▶ _RECORD LIST_:
»»

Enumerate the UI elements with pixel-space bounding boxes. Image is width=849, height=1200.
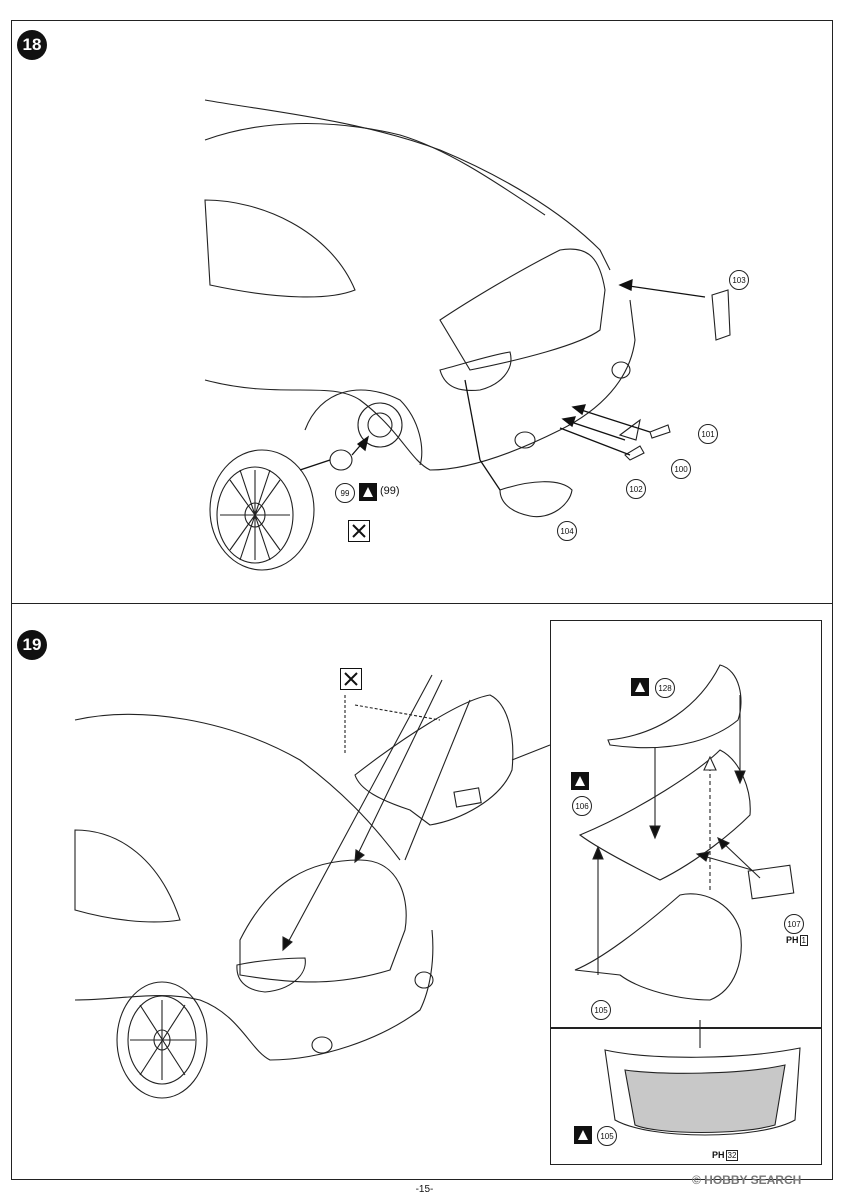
callout-99: 99 [335,483,355,503]
car18-wheelarch [304,389,423,466]
callout-104: 104 [557,521,577,541]
car19-taillight [236,957,306,993]
callout-105-lower: 105 [597,1126,617,1146]
callout-103: 103 [729,270,749,290]
callout-102: 102 [626,479,646,499]
part99-spacer [329,449,353,471]
trunk-underside-view [604,1047,801,1136]
ph32-number: 32 [725,1150,739,1161]
part106-trunklid [578,749,751,881]
watermark: © HOBBY SEARCH [692,1173,802,1187]
part101-shape [649,424,671,439]
car19-rear [74,929,434,1061]
car18-window [204,199,356,298]
part102-shape [624,445,645,461]
trunklid-assembly [354,694,514,826]
page-frame [11,20,833,1180]
callout-101: 101 [698,424,718,444]
callout-128: 128 [655,678,675,698]
page-number: -15- [415,1184,434,1195]
car18-hub [357,402,403,448]
callout-100: 100 [671,459,691,479]
car19-window [74,829,181,923]
part103-shape [711,289,731,341]
step-divider [11,603,833,604]
no-cement-icon [348,520,370,542]
detail-panel-upper [550,620,822,1028]
car18-roof-inner [204,122,546,216]
step-18-badge: 18 [17,30,47,60]
car19-roof [74,713,401,861]
paren-99: (99) [380,485,400,497]
car18-trunk [439,248,606,371]
no-cement-icon [340,668,362,690]
car18-taillight [439,351,512,392]
part100-shape [618,418,641,441]
cement-symbol-icon [574,1126,592,1144]
car18-rear [204,299,636,471]
part104-shape [499,481,573,518]
cement-symbol-icon [631,678,649,696]
wheel18-tire [209,449,315,571]
ph32-prefix: PH [712,1150,725,1160]
ph1-prefix: PH [786,935,799,945]
callout-106: 106 [572,796,592,816]
step-19-badge: 19 [17,630,47,660]
cement-symbol-icon [571,772,589,790]
wheel19-tire [116,981,208,1099]
callout-107: 107 [784,914,804,934]
car19-exhaust [311,971,434,1054]
car18-roof [204,99,611,271]
car18-exhaust [514,361,631,449]
ph1-number: 1 [799,935,808,946]
car19-trunk-open [239,859,407,983]
arrow-103 [621,284,706,298]
part128-spoiler [607,664,742,749]
cement-symbol-icon [359,483,377,501]
detail-panel-lower [550,1028,822,1165]
part107-plate [747,864,795,900]
part105-liner [574,893,742,1001]
callout-105: 105 [591,1000,611,1020]
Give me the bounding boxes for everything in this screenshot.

««

Convert each line of the rows above into a Markdown table with two columns, No. for the line number and Entry for the line itself, skipping blank lines. Leave the pictures out of the table.

▶ _SOLUTION_:
| No. | Entry |
|---|---|
| 1 | Enumerate the UI elements with pixel-space bounding boxes. Image is width=849, height=1200. |
| 2 | callout-99: 99 [335,483,355,503] |
| 3 | car18-wheelarch [304,389,423,466] |
| 4 | callout-104: 104 [557,521,577,541] |
| 5 | car19-taillight [236,957,306,993] |
| 6 | callout-105-lower: 105 [597,1126,617,1146] |
| 7 | callout-103: 103 [729,270,749,290] |
| 8 | callout-102: 102 [626,479,646,499] |
| 9 | part99-spacer [329,449,353,471] |
| 10 | trunk-underside-view [604,1047,801,1136] |
| 11 | ph32-number: 32 [725,1150,739,1161] |
| 12 | part106-trunklid [578,749,751,881] |
| 13 | watermark: © HOBBY SEARCH [692,1173,802,1187] |
| 14 | part101-shape [649,424,671,439] |
| 15 | car19-rear [74,929,434,1061] |
| 16 | car18-window [204,199,356,298] |
| 17 | part102-shape [624,445,645,461] |
| 18 | trunklid-assembly [354,694,514,826] |
| 19 | page-frame [11,20,833,1180] |
| 20 | callout-101: 101 [698,424,718,444] |
| 21 | callout-128: 128 [655,678,675,698] |
| 22 | page-number: -15- [415,1184,434,1195] |
| 23 | car18-hub [357,402,403,448] |
| 24 | callout-100: 100 [671,459,691,479] |
| 25 | car19-window [74,829,181,923] |
| 26 | part103-shape [711,289,731,341] |
| 27 | step-divider [11,603,833,604] |
| 28 | no-cement-icon [348,520,370,542] |
| 29 | detail-panel-upper [550,620,822,1028] |
| 30 | car18-roof-inner [204,122,546,216] |
| 31 | step-18-badge: 18 [17,30,47,60] |
| 32 | car19-roof [74,713,401,861] |
| 33 | paren-99: (99) [380,485,400,497] |
| 34 | car18-trunk [439,248,606,371] |
| 35 | no-cement-icon [340,668,362,690] |
| 36 | car18-taillight [439,351,512,392] |
| 37 | part100-shape [618,418,641,441] |
| 38 | cement-symbol-icon [574,1126,592,1144] |
| 39 | car18-rear [204,299,636,471] |
| 40 | part104-shape [499,481,573,518] |
| 41 | cement-symbol-icon [631,678,649,696] |
| 42 | wheel18-tire [209,449,315,571] |
| 43 | ph32-prefix: PH [712,1150,725,1160] |
| 44 | ph1-prefix: PH [786,935,799,945] |
| 45 | callout-106: 106 [572,796,592,816] |
| 46 | step-19-badge: 19 [17,630,47,660] |
| 47 | cement-symbol-icon [571,772,589,790] |
| 48 | wheel19-tire [116,981,208,1099] |
| 49 | callout-107: 107 [784,914,804,934] |
| 50 | car19-exhaust [311,971,434,1054] |
| 51 | car18-roof [204,99,611,271] |
| 52 | car18-exhaust [514,361,631,449] |
| 53 | ph1-number: 1 [799,935,808,946] |
| 54 | car19-trunk-open [239,859,407,983] |
| 55 | arrow-103 [621,284,706,298] |
| 56 | part128-spoiler [607,664,742,749] |
| 57 | cement-symbol-icon [359,483,377,501] |
| 58 | detail-panel-lower [550,1028,822,1165] |
| 59 | part107-plate [747,864,795,900] |
| 60 | part105-liner [574,893,742,1001] |
| 61 | callout-105: 105 [591,1000,611,1020] |
| 62 | Give me the bounding boxes for everything in this screenshot. |